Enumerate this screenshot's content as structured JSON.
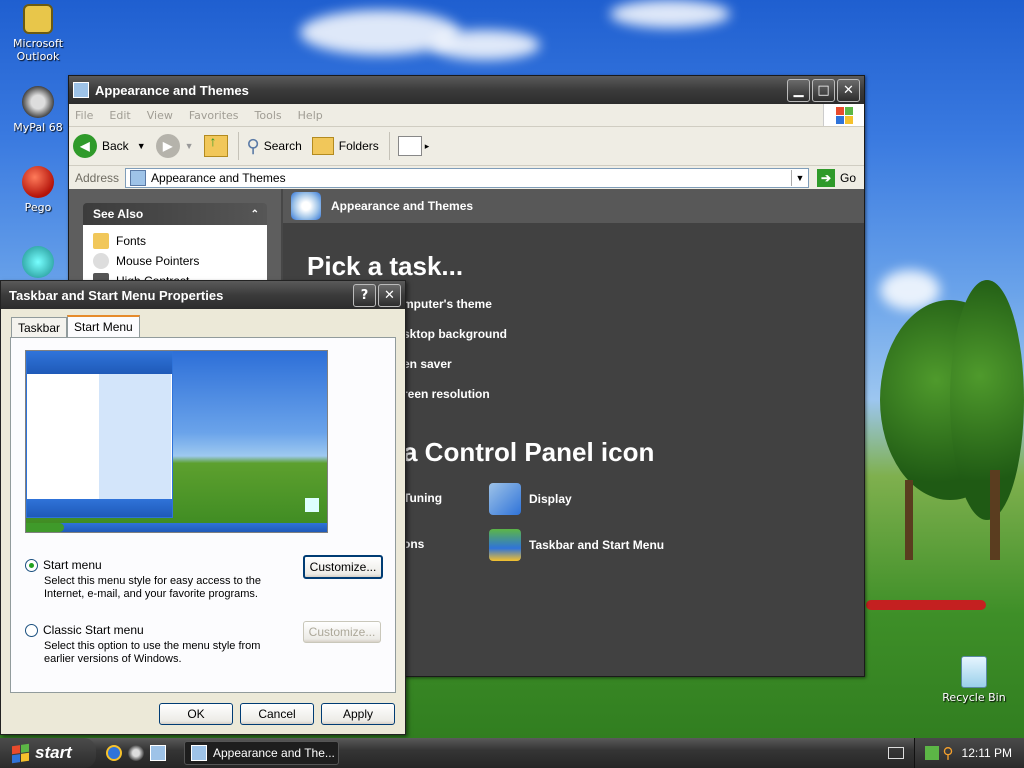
{
  "desktop": {
    "icons": [
      {
        "label": "Microsoft Outlook"
      },
      {
        "label": "MyPal 68"
      },
      {
        "label": "Pego"
      },
      {
        "label": "Recycle Bin"
      }
    ]
  },
  "explorer": {
    "title": "Appearance and Themes",
    "menu": [
      "File",
      "Edit",
      "View",
      "Favorites",
      "Tools",
      "Help"
    ],
    "toolbar": {
      "back": "Back",
      "search": "Search",
      "folders": "Folders"
    },
    "address": {
      "label": "Address",
      "value": "Appearance and Themes",
      "go": "Go"
    },
    "see_also": {
      "header": "See Also",
      "items": [
        "Fonts",
        "Mouse Pointers",
        "High Contrast"
      ]
    },
    "header": "Appearance and Themes",
    "pick_task": "Pick a task...",
    "tasks": [
      "mputer's theme",
      "sktop background",
      "en saver",
      "reen resolution"
    ],
    "pick_icon": "a Control Panel icon",
    "icons": [
      "Tuning",
      "Display",
      "ons",
      "Taskbar and Start Menu"
    ]
  },
  "dialog": {
    "title": "Taskbar and Start Menu Properties",
    "tabs": [
      "Taskbar",
      "Start Menu"
    ],
    "start_menu": {
      "label": "Start menu",
      "desc": "Select this menu style for easy access to the Internet, e-mail, and your favorite programs.",
      "customize": "Customize..."
    },
    "classic": {
      "label": "Classic Start menu",
      "desc": "Select this option to use the menu style from earlier versions of Windows.",
      "customize": "Customize..."
    },
    "buttons": {
      "ok": "OK",
      "cancel": "Cancel",
      "apply": "Apply"
    }
  },
  "taskbar": {
    "start": "start",
    "task": "Appearance and The...",
    "clock": "12:11 PM"
  }
}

#### [What this task involves]
Omit the pictures, and quote the material above exactly as given.

#### [Exercise result]
Enumerate this screenshot's content as structured JSON.
{
  "desktop": {
    "icons": [
      {
        "label": "Microsoft Outlook"
      },
      {
        "label": "MyPal 68"
      },
      {
        "label": "Pego"
      },
      {
        "label": "Recycle Bin"
      }
    ]
  },
  "explorer": {
    "title": "Appearance and Themes",
    "menu": [
      "File",
      "Edit",
      "View",
      "Favorites",
      "Tools",
      "Help"
    ],
    "toolbar": {
      "back": "Back",
      "search": "Search",
      "folders": "Folders"
    },
    "address": {
      "label": "Address",
      "value": "Appearance and Themes",
      "go": "Go"
    },
    "see_also": {
      "header": "See Also",
      "items": [
        "Fonts",
        "Mouse Pointers",
        "High Contrast"
      ]
    },
    "header": "Appearance and Themes",
    "pick_task": "Pick a task...",
    "tasks": [
      "mputer's theme",
      "sktop background",
      "en saver",
      "reen resolution"
    ],
    "pick_icon": "a Control Panel icon",
    "icons": [
      "Tuning",
      "Display",
      "ons",
      "Taskbar and Start Menu"
    ]
  },
  "dialog": {
    "title": "Taskbar and Start Menu Properties",
    "tabs": [
      "Taskbar",
      "Start Menu"
    ],
    "start_menu": {
      "label": "Start menu",
      "desc": "Select this menu style for easy access to the Internet, e-mail, and your favorite programs.",
      "customize": "Customize..."
    },
    "classic": {
      "label": "Classic Start menu",
      "desc": "Select this option to use the menu style from earlier versions of Windows.",
      "customize": "Customize..."
    },
    "buttons": {
      "ok": "OK",
      "cancel": "Cancel",
      "apply": "Apply"
    }
  },
  "taskbar": {
    "start": "start",
    "task": "Appearance and The...",
    "clock": "12:11 PM"
  }
}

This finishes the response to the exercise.